- INSTRUÇÃO
Transcreva a nota sobre a Mostra Retroexpectativa desde "SUGESTÕES São 65" até "com os realizadores.", inclusive, substituindo "sessões" por "exibições".

- TRECHO
-- -- --
SUGESTÕES São 65 filmes, incluindo inéditos, que compõem a Mostra Retroexpectativa do Cinema do Dragão. Entre os títulos que estrearam ano passado e ganham novas exibições, destacam-se “Bom Comportamento”, de Benny e Joshua Safdie; “Na Praia à Noite Sozinha”, de Hong Sang-soo, e o cearense “Clarisse ou Alguma Coisa Sobre Nós Dois” (foto), de Petrus Cariry. Na bateria de produções inéditas, são imperdíveis as sessões de “Zama”, de Lucrecia Martel; “O Dia Depois”, também de Hong Sang-soo, e os nacionais “Baronesa”, de Juliana Antunes, e “O Animal Cordial”, de Gabriela Amaral Almeida. A segue até o dia 24 de janeiro, com sessões especiais também de clássicos e debates com os realizadores.
-- -- --
- Registros contidos em um conjunto de dados
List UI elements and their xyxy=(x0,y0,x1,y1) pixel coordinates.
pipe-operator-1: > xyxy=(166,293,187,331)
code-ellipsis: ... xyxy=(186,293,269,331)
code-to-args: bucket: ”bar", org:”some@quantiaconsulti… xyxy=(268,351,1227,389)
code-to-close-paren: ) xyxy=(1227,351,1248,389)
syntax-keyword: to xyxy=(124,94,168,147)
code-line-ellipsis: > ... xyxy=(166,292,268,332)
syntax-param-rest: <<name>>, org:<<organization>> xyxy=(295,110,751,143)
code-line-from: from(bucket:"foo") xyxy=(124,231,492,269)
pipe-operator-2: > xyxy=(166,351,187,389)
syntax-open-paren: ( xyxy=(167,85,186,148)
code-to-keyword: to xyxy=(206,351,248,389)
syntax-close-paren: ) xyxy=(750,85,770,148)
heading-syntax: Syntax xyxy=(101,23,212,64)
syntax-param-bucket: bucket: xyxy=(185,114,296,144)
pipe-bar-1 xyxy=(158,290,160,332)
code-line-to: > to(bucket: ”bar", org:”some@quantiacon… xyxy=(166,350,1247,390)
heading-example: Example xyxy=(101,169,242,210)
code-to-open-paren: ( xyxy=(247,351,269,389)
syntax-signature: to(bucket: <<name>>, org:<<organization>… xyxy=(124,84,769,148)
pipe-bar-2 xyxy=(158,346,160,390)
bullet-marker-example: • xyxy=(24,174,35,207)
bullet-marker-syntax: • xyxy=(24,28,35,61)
-- -- --
- RESPOSTA
SUGESTÕES São 65 filmes, incluindo inéditos, que compõem a Mostra Retroexpectativa do Cinema do Dragão. Entre os títulos que estrearam ano passado e ganham novas exibições, destacam-se “Bom Comportamento”, de Benny e Joshua Safdie; “Na Praia à Noite Sozinha”, de Hong Sang-soo, e o cearense “Clarisse ou Alguma Coisa Sobre Nós Dois” (foto), de Petrus Cariry. Na bateria de produções inéditas, são imperdíveis as exibições de “Zama”, de Lucrecia Martel; “O Dia Depois”, também de Hong Sang-soo, e os nacionais “Baronesa”, de Juliana Antunes, e “O Animal Cordial”, de Gabriela Amaral Almeida. A segue até o dia 24 de janeiro, com exibições especiais também de clássicos e debates com os realizadores.